[Source document]
This repository includes a collection of scripts that streamline the use of **AutoEMXSp**.  
Each script is tailored for a specific task in spectral acquisition, calibration, quantification, or analysis.

### 🔬 Acquisition, Quantification & Analysis
- **Run_Acquisition_Quant_Analysis.py** — Acquire X-ray spectra and optionally perform quantification and composition analysis.  
- **Run_Quantification_Analysis.py** — Quantify acquired spectra (single or multiple samples) and perform machine-learning analysis.  
- **Run_Analysis.py** — Launch customized machine-learning analysis on previously quantified data. 
- **Fit_Quant_Single_AutoEMXSp_Spectrum.py** — Fit and optionally quantify a single spectrum measured with AutoEMXSp. Prints fitting parameters and plots fitted spectrum for detailed inspection of model performance.  
- **Fit_Quant_Single_MSA_Spectrum.py** — Fit and optionally quantify a single spectrum exported by proprietary software.

Element position data:
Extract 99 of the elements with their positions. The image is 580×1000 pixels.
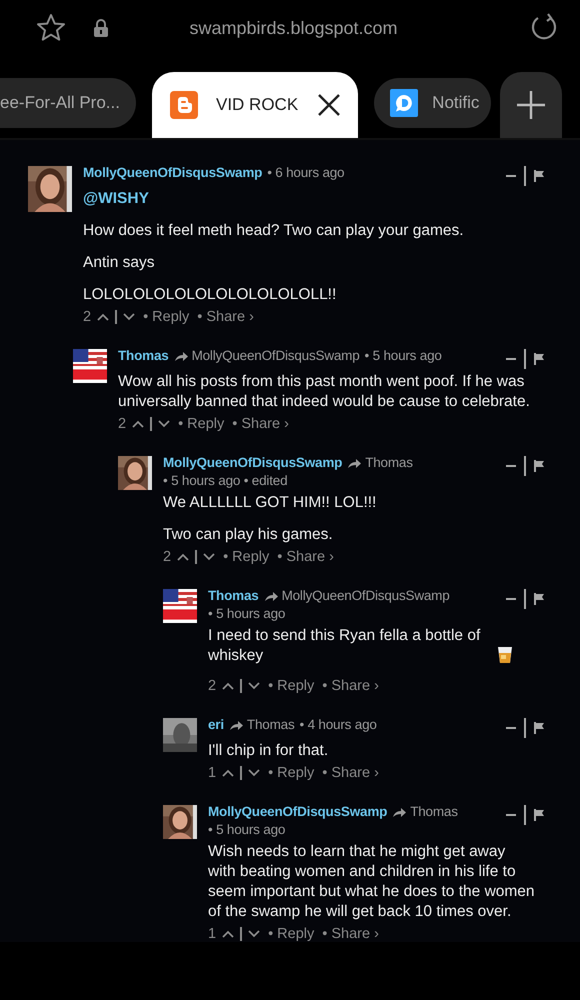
- divider-icon: [524, 589, 526, 609]
- author-name[interactable]: Thomas: [208, 587, 259, 605]
- flag-icon[interactable]: [534, 460, 544, 472]
- comment-text: I need to send this Ryan fella a bottle of whiskey: [208, 626, 482, 666]
- reply-to-name[interactable]: Thomas: [410, 803, 458, 821]
- reply-to-name[interactable]: Thomas: [246, 716, 294, 734]
- author-name[interactable]: MollyQueenOfDisqusSwamp: [163, 454, 342, 472]
- comment-text: Antin says: [83, 253, 156, 273]
- author-name[interactable]: Thomas: [118, 347, 169, 365]
- upvote-icon[interactable]: [132, 420, 144, 428]
- tab-title: ee-For-All Pro...: [0, 93, 120, 113]
- browser-tab[interactable]: VID ROCK: [152, 72, 358, 138]
- author-name[interactable]: MollyQueenOfDisqusSwamp: [83, 164, 262, 182]
- downvote-icon[interactable]: [123, 313, 136, 321]
- reply-to-name[interactable]: Thomas: [365, 454, 413, 472]
- reply-arrow-icon: [347, 457, 362, 469]
- downvote-icon[interactable]: [158, 420, 170, 428]
- author-name[interactable]: eri: [208, 716, 224, 734]
- upvote-icon[interactable]: [222, 769, 234, 777]
- divider-icon: [240, 766, 242, 780]
- upvote-icon[interactable]: [97, 313, 110, 321]
- flag-icon[interactable]: [534, 170, 544, 182]
- comment-time: • 5 hours ago: [208, 605, 286, 623]
- upvote-icon[interactable]: [222, 682, 234, 690]
- downvote-icon[interactable]: [248, 682, 260, 690]
- share-link[interactable]: • Share ›: [322, 678, 379, 694]
- reply-arrow-icon: [228, 719, 244, 731]
- downvote-icon[interactable]: [203, 553, 216, 561]
- divider-icon: [240, 679, 242, 693]
- reply-link[interactable]: • Reply: [268, 678, 314, 694]
- vote-count: 2: [118, 416, 126, 432]
- vote-count: 1: [208, 765, 216, 781]
- reply-link[interactable]: • Reply: [143, 309, 190, 325]
- vote-count: 2: [163, 549, 172, 565]
- downvote-icon[interactable]: [248, 769, 260, 777]
- share-link[interactable]: • Share ›: [197, 309, 254, 325]
- comment-time: • 5 hours ago • edited: [163, 472, 288, 490]
- share-link[interactable]: • Share ›: [322, 926, 379, 942]
- reply-to-name[interactable]: MollyQueenOfDisqusSwamp: [282, 587, 450, 605]
- divider-icon: [524, 805, 526, 825]
- comment-text: I'll chip in for that.: [208, 741, 330, 761]
- comment-text: Wow all his posts from this past month went poof. If he was universally banned that indeed would be cause to celebrate.: [118, 372, 531, 412]
- downvote-icon[interactable]: [248, 930, 260, 938]
- reply-link[interactable]: • Reply: [223, 549, 270, 565]
- collapse-icon[interactable]: [506, 464, 516, 468]
- tab-title: Notific: [432, 93, 480, 113]
- new-tab-button[interactable]: [500, 72, 562, 138]
- comment-text: Two can play his games.: [163, 525, 334, 545]
- vote-count: 2: [208, 678, 216, 694]
- divider-icon: [524, 456, 526, 476]
- comment-time: • 5 hours ago: [364, 347, 442, 365]
- browser-tab[interactable]: ee-For-All Pro...: [0, 78, 136, 128]
- tab-title: VID ROCK: [216, 95, 298, 115]
- flag-icon[interactable]: [534, 722, 544, 734]
- mention-link[interactable]: @WISHY: [83, 189, 536, 209]
- collapse-icon[interactable]: [506, 813, 516, 817]
- reply-to-name[interactable]: MollyQueenOfDisqusSwamp: [192, 347, 360, 365]
- reply-link[interactable]: • Reply: [268, 765, 314, 781]
- divider-icon: [524, 349, 526, 369]
- reply-link[interactable]: • Reply: [178, 416, 224, 432]
- collapse-icon[interactable]: [506, 597, 516, 601]
- vote-count: 2: [83, 309, 92, 325]
- reply-link[interactable]: • Reply: [268, 926, 314, 942]
- reply-arrow-icon: [174, 350, 189, 362]
- share-link[interactable]: • Share ›: [232, 416, 289, 432]
- plus-icon: [516, 90, 546, 120]
- vote-count: 1: [208, 926, 216, 942]
- close-icon[interactable]: [316, 92, 342, 118]
- divider-icon: [115, 310, 118, 324]
- blogger-logo-icon: [170, 91, 198, 119]
- author-name[interactable]: MollyQueenOfDisqusSwamp: [208, 803, 388, 821]
- divider-icon: [524, 166, 526, 186]
- share-link[interactable]: • Share ›: [322, 765, 379, 781]
- upvote-icon[interactable]: [177, 553, 190, 561]
- address-bar-url[interactable]: swampbirds.blogspot.com: [121, 18, 466, 38]
- collapse-icon[interactable]: [506, 357, 516, 361]
- comment-text: LOLOLOLOLOLOLOLOLOLOLOLL!!: [83, 285, 338, 305]
- share-link[interactable]: • Share ›: [277, 549, 334, 565]
- lock-icon: [93, 18, 109, 38]
- flag-icon[interactable]: [534, 353, 544, 365]
- comment-time: • 4 hours ago: [300, 716, 377, 734]
- collapse-icon[interactable]: [506, 174, 516, 178]
- divider-icon: [195, 550, 198, 564]
- reply-arrow-icon: [392, 806, 408, 818]
- divider-icon: [240, 927, 242, 941]
- divider-icon: [524, 718, 526, 738]
- comment-text: We ALLLLLL GOT HIM!! LOL!!!: [163, 493, 378, 513]
- divider-icon: [150, 417, 152, 431]
- browser-tab[interactable]: Notific: [374, 78, 492, 128]
- flag-icon[interactable]: [534, 809, 544, 821]
- disqus-logo-icon: [390, 89, 418, 117]
- collapse-icon[interactable]: [506, 726, 516, 730]
- comment-text: How does it feel meth head? Two can play your games.: [83, 221, 465, 241]
- upvote-icon[interactable]: [222, 930, 234, 938]
- comment-time: • 6 hours ago: [267, 164, 344, 182]
- reply-arrow-icon: [264, 590, 279, 602]
- flag-icon[interactable]: [534, 593, 544, 605]
- comment-time: • 5 hours ago: [208, 821, 286, 839]
- comment-text: Wish needs to learn that he might get away with beating women and children in his life to seem important but what he does to the women of the swamp he will get back 10 times over.: [208, 842, 536, 922]
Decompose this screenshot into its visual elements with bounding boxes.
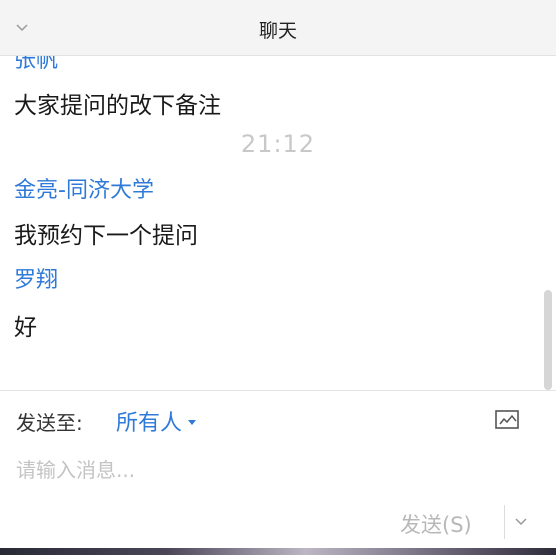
screenshot-icon: [495, 410, 519, 429]
chevron-down-icon: [515, 518, 527, 526]
composer: 发送至: 所有人 发送(S): [0, 390, 556, 555]
screenshot-button[interactable]: [494, 409, 520, 431]
message-sender: 罗翔: [14, 268, 59, 293]
send-options-button[interactable]: [512, 513, 530, 531]
recipient-label: 所有人: [116, 411, 183, 436]
send-to-label: 发送至:: [16, 411, 83, 435]
message-input[interactable]: [14, 449, 538, 491]
message-sender: 金亮-同济大学: [14, 178, 154, 203]
message-scrollbar[interactable]: [544, 56, 552, 390]
message-text: 好: [14, 315, 37, 341]
message-timestamp: 21:12: [240, 130, 316, 158]
message-sender: 张帆: [14, 56, 59, 73]
background-strip: [0, 548, 556, 555]
chat-header: 聊天: [0, 0, 556, 56]
caret-down-icon: [188, 419, 197, 425]
message-text: 我预约下一个提问: [14, 223, 198, 249]
scrollbar-thumb[interactable]: [544, 290, 552, 390]
header-title: 聊天: [258, 20, 297, 42]
send-divider: [504, 505, 505, 539]
message-list: 张帆 大家提问的改下备注 21:12 金亮-同济大学 我预约下一个提问 罗翔 好: [0, 56, 556, 390]
send-button[interactable]: 发送(S): [400, 509, 472, 539]
message-text: 大家提问的改下备注: [14, 93, 221, 119]
recipient-dropdown[interactable]: 所有人: [116, 405, 197, 437]
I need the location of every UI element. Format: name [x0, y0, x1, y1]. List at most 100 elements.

[Stated problem A] Summarize the script overview in two sentences.
[Stated problem B] Quote the part of the script overview that opens with the words containing "Each script is" and closes with "by proprietary software.".

[Complete response A] The repository offers scripts that streamline the use of AutoEMXSp, each tailored to a task in spectral acquisition, calibration, quantification, or analysis. The listed scripts acquire X-ray spectra, quantify acquired spectra and run machine-learning analysis, launch analysis on previously quantified data, and fit and optionally quantify a single spectrum measured with AutoEMXSp or exported by proprietary software.

[Complete response B]
Each script is tailored for a specific task in spectral acquisition, calibration, quantification, or analysis.

### 🔬 Acquisition, Quantification & Analysis
- **Run_Acquisition_Quant_Analysis.py** — Acquire X-ray spectra and optionally perform quantification and composition analysis.  
- **Run_Quantification_Analysis.py** — Quantify acquired spectra (single or multiple samples) and perform machine-learning analysis.  
- **Run_Analysis.py** — Launch customized machine-learning analysis on previously quantified data. 
- **Fit_Quant_Single_AutoEMXSp_Spectrum.py** — Fit and optionally quantify a single spectrum measured with AutoEMXSp. Prints fitting parameters and plots fitted spectrum for detailed inspection of model performance.  
- **Fit_Quant_Single_MSA_Spectrum.py** — Fit and optionally quantify a single spectrum exported by proprietary software.